Pick every line from the data that holds the word "Eviatar".

Figure data in JSON
* Start *

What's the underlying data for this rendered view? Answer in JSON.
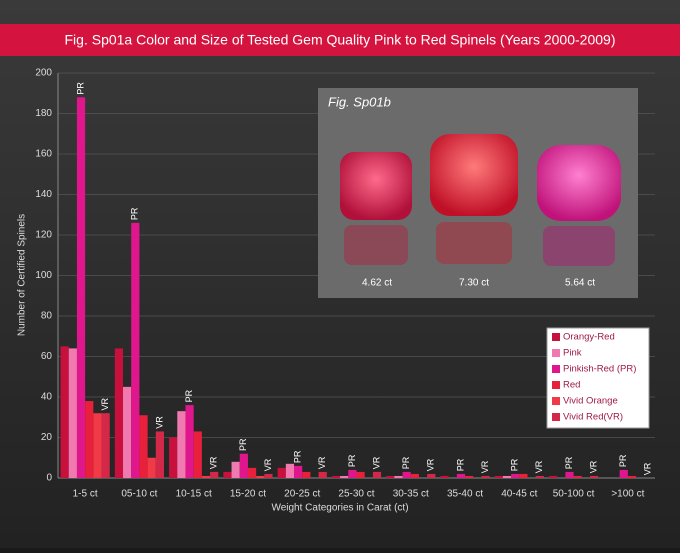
{
  "chart_data": {
    "type": "bar",
    "title": "Fig. Sp01a Color and Size of Tested Gem Quality Pink to Red Spinels (Years 2000-2009)",
    "y_label": "Number of Certified Spinels",
    "x_label": "Weight Categories in Carat (ct)",
    "categories": [
      "1-5 ct",
      "05-10 ct",
      "10-15 ct",
      "15-20 ct",
      "20-25 ct",
      "25-30 ct",
      "30-35 ct",
      "35-40 ct",
      "40-45 ct",
      "50-100 ct",
      ">100 ct"
    ],
    "series": [
      {
        "name": "Orangy-Red",
        "color": "#c8103c",
        "values": [
          65,
          64,
          20,
          3,
          5,
          1,
          1,
          1,
          1,
          1,
          0
        ]
      },
      {
        "name": "Pink",
        "color": "#f07ab0",
        "values": [
          64,
          45,
          33,
          8,
          7,
          1,
          1,
          0,
          1,
          0,
          0
        ]
      },
      {
        "name": "Pinkish-Red (PR)",
        "color": "#e0168c",
        "bar_label": "PR",
        "values": [
          188,
          126,
          36,
          12,
          6,
          4,
          3,
          2,
          2,
          3,
          4
        ]
      },
      {
        "name": "Red",
        "color": "#e8203c",
        "values": [
          38,
          31,
          23,
          5,
          3,
          3,
          2,
          1,
          2,
          1,
          1
        ]
      },
      {
        "name": "Vivid Orange",
        "color": "#f03a48",
        "values": [
          32,
          10,
          1,
          1,
          0,
          0,
          0,
          0,
          0,
          0,
          0
        ]
      },
      {
        "name": "Vivid Red(VR)",
        "color": "#d42848",
        "bar_label": "VR",
        "values": [
          32,
          23,
          3,
          2,
          3,
          3,
          2,
          1,
          1,
          1,
          0
        ]
      }
    ],
    "ylim": [
      0,
      200
    ],
    "yticks": [
      0,
      20,
      40,
      60,
      80,
      100,
      120,
      140,
      160,
      180,
      200
    ],
    "grid": true,
    "inset": {
      "title": "Fig. Sp01b",
      "labels": [
        "4.62 ct",
        "7.30 ct",
        "5.64 ct"
      ]
    }
  }
}
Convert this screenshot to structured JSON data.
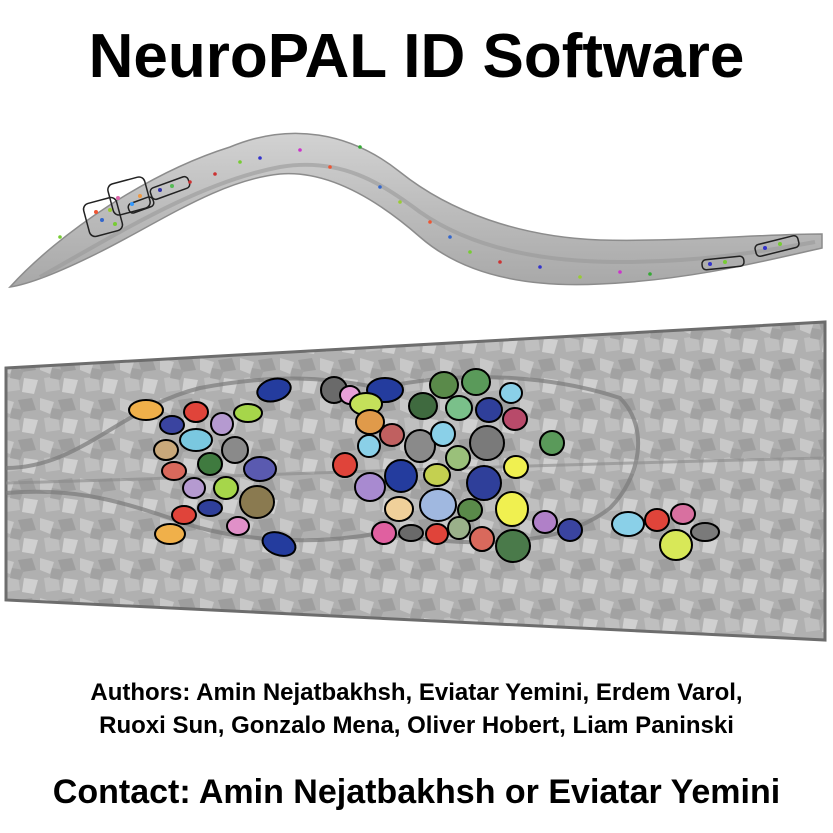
{
  "title": "NeuroPAL ID Software",
  "authors": {
    "line1": "Authors: Amin Nejatbakhsh, Eviatar Yemini, Erdem Varol,",
    "line2": "Ruoxi Sun, Gonzalo Mena, Oliver Hobert, Liam Paninski"
  },
  "contact": "Contact: Amin Nejatbakhsh or Eviatar Yemini",
  "colors": {
    "worm_body": "#bdbdbd",
    "worm_edge": "#8c8c8c",
    "closeup_bg": "#a9a9a9",
    "neuron_outline": "#000000"
  }
}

* End *

### Task response
    "line1": "Authors: Amin Nejatbakhsh, Eviatar Yemini, Erdem Varol,",
  "contact": "Contact: Amin Nejatbakhsh or Eviatar Yemini",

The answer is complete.